[RECORDED INFORMATION]
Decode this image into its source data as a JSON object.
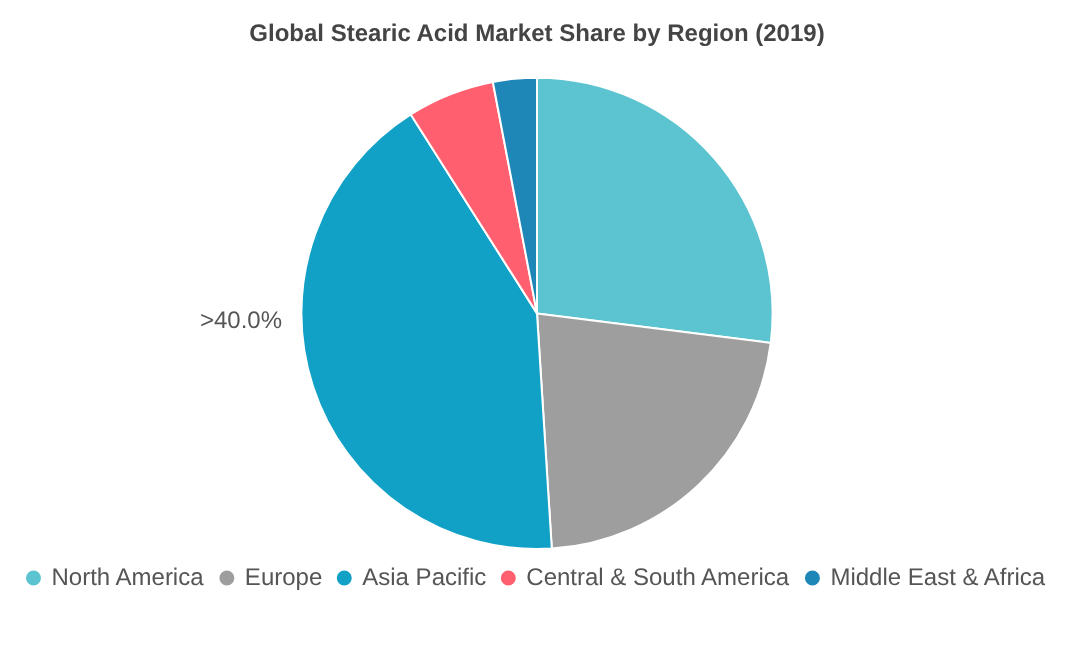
{
  "chart_data": {
    "type": "pie",
    "title": "Global Stearic Acid Market Share by Region (2019)",
    "categories": [
      "North America",
      "Europe",
      "Asia Pacific",
      "Central & South America",
      "Middle East & Africa"
    ],
    "values": [
      27,
      22,
      42,
      6,
      3
    ],
    "colors": [
      "#5bc4d0",
      "#9e9e9e",
      "#11a0c6",
      "#ff5f6e",
      "#1f86b8"
    ],
    "legend": "bottom",
    "annotations": [
      ">40.0%"
    ]
  }
}
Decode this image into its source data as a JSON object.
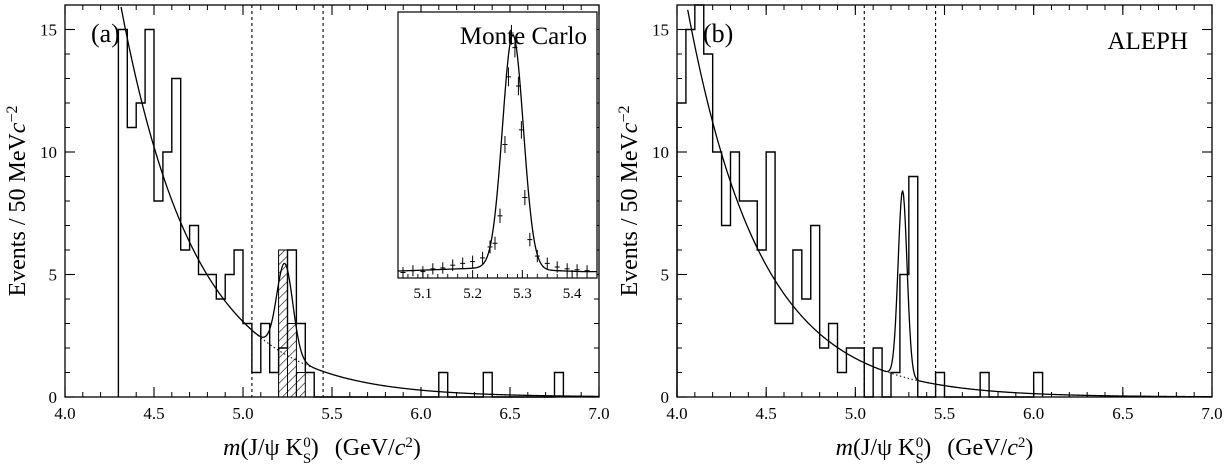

[GOAL]
Retype the records exactly. Any image in them should not appear in what you write.

[OUTPUT BELOW]
Decode this image into its source data as a JSON object.
{
  "chart_data": {
    "type": "pie",
    "title": "Global Stearic Acid Market Share by Region (2019)",
    "categories": [
      "North America",
      "Europe",
      "Asia Pacific",
      "Central & South America",
      "Middle East & Africa"
    ],
    "values": [
      27,
      22,
      42,
      6,
      3
    ],
    "colors": [
      "#5bc4d0",
      "#9e9e9e",
      "#11a0c6",
      "#ff5f6e",
      "#1f86b8"
    ],
    "legend": "bottom",
    "annotations": [
      ">40.0%"
    ]
  }
}
Decode this image into its source data as a JSON object.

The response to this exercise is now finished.